Problem description - Review the material and extract every line in which the word "source" occurs.

Dataset entries -
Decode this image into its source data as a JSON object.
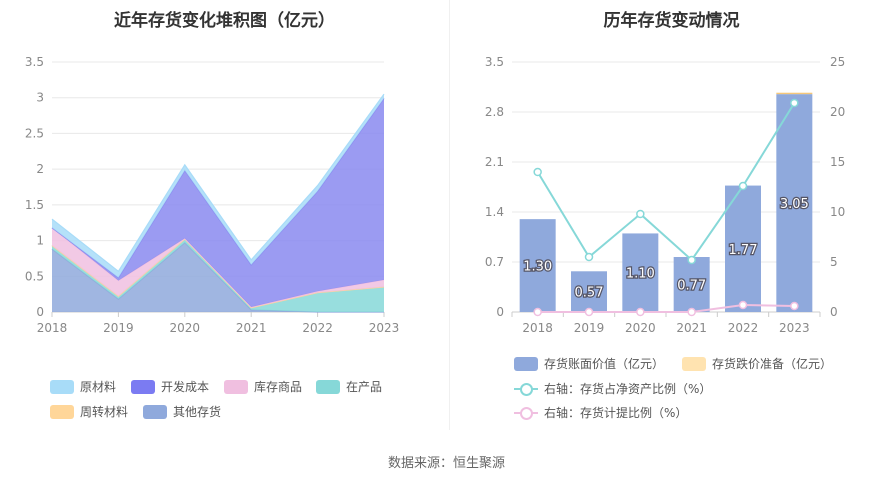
{
  "source": "数据来源：恒生聚源",
  "chart_data": [
    {
      "type": "area",
      "title": "近年存货变化堆积图（亿元）",
      "x": [
        "2018",
        "2019",
        "2020",
        "2021",
        "2022",
        "2023"
      ],
      "ylim": [
        0,
        3.5
      ],
      "yticks": [
        "0",
        "0.5",
        "1",
        "1.5",
        "2",
        "2.5",
        "3",
        "3.5"
      ],
      "stacked": true,
      "series": [
        {
          "name": "其他存货",
          "color": "#8fa9dc",
          "values": [
            0.88,
            0.18,
            0.97,
            0.03,
            0.0,
            0.0
          ]
        },
        {
          "name": "在产品",
          "color": "#86d8d8",
          "values": [
            0.05,
            0.04,
            0.05,
            0.03,
            0.27,
            0.35
          ]
        },
        {
          "name": "周转材料",
          "color": "#ffd699",
          "values": [
            0.0,
            0.0,
            0.0,
            0.0,
            0.0,
            0.0
          ]
        },
        {
          "name": "库存商品",
          "color": "#f0bfe0",
          "values": [
            0.25,
            0.22,
            0.01,
            0.01,
            0.02,
            0.1
          ]
        },
        {
          "name": "开发成本",
          "color": "#8a8af0",
          "values": [
            0.0,
            0.04,
            0.95,
            0.59,
            1.4,
            2.54
          ]
        },
        {
          "name": "原材料",
          "color": "#a8dcf8",
          "values": [
            0.12,
            0.09,
            0.08,
            0.07,
            0.08,
            0.06
          ]
        }
      ],
      "legend": {
        "position": "bottom",
        "items": [
          {
            "name": "原材料",
            "color": "#a8dcf8"
          },
          {
            "name": "开发成本",
            "color": "#7b7bf2"
          },
          {
            "name": "库存商品",
            "color": "#f0bfe0"
          },
          {
            "name": "在产品",
            "color": "#86d8d8"
          },
          {
            "name": "周转材料",
            "color": "#ffd699"
          },
          {
            "name": "其他存货",
            "color": "#8fa9dc"
          }
        ]
      }
    },
    {
      "type": "bar",
      "title": "历年存货变动情况",
      "categories": [
        "2018",
        "2019",
        "2020",
        "2021",
        "2022",
        "2023"
      ],
      "ylim": [
        0,
        3.5
      ],
      "yticks": [
        "0",
        "0.7",
        "1.4",
        "2.1",
        "2.8",
        "3.5"
      ],
      "y2lim": [
        0,
        25
      ],
      "y2ticks": [
        "0",
        "5",
        "10",
        "15",
        "20",
        "25"
      ],
      "series": [
        {
          "name": "存货账面价值（亿元）",
          "kind": "bar",
          "color": "#8fa9dc",
          "values": [
            1.3,
            0.57,
            1.1,
            0.77,
            1.77,
            3.05
          ],
          "labels": [
            "1.30",
            "0.57",
            "1.10",
            "0.77",
            "1.77",
            "3.05"
          ]
        },
        {
          "name": "存货跌价准备（亿元）",
          "kind": "bar",
          "color": "#ffe3b0",
          "values": [
            0,
            0,
            0,
            0,
            0,
            0.02
          ]
        },
        {
          "name": "右轴：存货占净资产比例（%）",
          "kind": "line",
          "axis": "right",
          "color": "#86d8d8",
          "values": [
            14.0,
            5.5,
            9.8,
            5.2,
            12.6,
            20.9
          ]
        },
        {
          "name": "右轴：存货计提比例（%）",
          "kind": "line",
          "axis": "right",
          "color": "#f0bfe0",
          "values": [
            0.0,
            0.0,
            0.0,
            0.0,
            0.7,
            0.6
          ]
        }
      ],
      "legend": {
        "position": "bottom",
        "items": [
          {
            "name": "存货账面价值（亿元）",
            "kind": "bar",
            "color": "#8fa9dc"
          },
          {
            "name": "存货跌价准备（亿元）",
            "kind": "bar",
            "color": "#ffe3b0"
          },
          {
            "name": "右轴：存货占净资产比例（%）",
            "kind": "line",
            "color": "#86d8d8"
          },
          {
            "name": "右轴：存货计提比例（%）",
            "kind": "line",
            "color": "#f0bfe0"
          }
        ]
      }
    }
  ]
}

Reply -
Decode this image into its source data as a JSON object.
  "source": "数据来源：恒生聚源",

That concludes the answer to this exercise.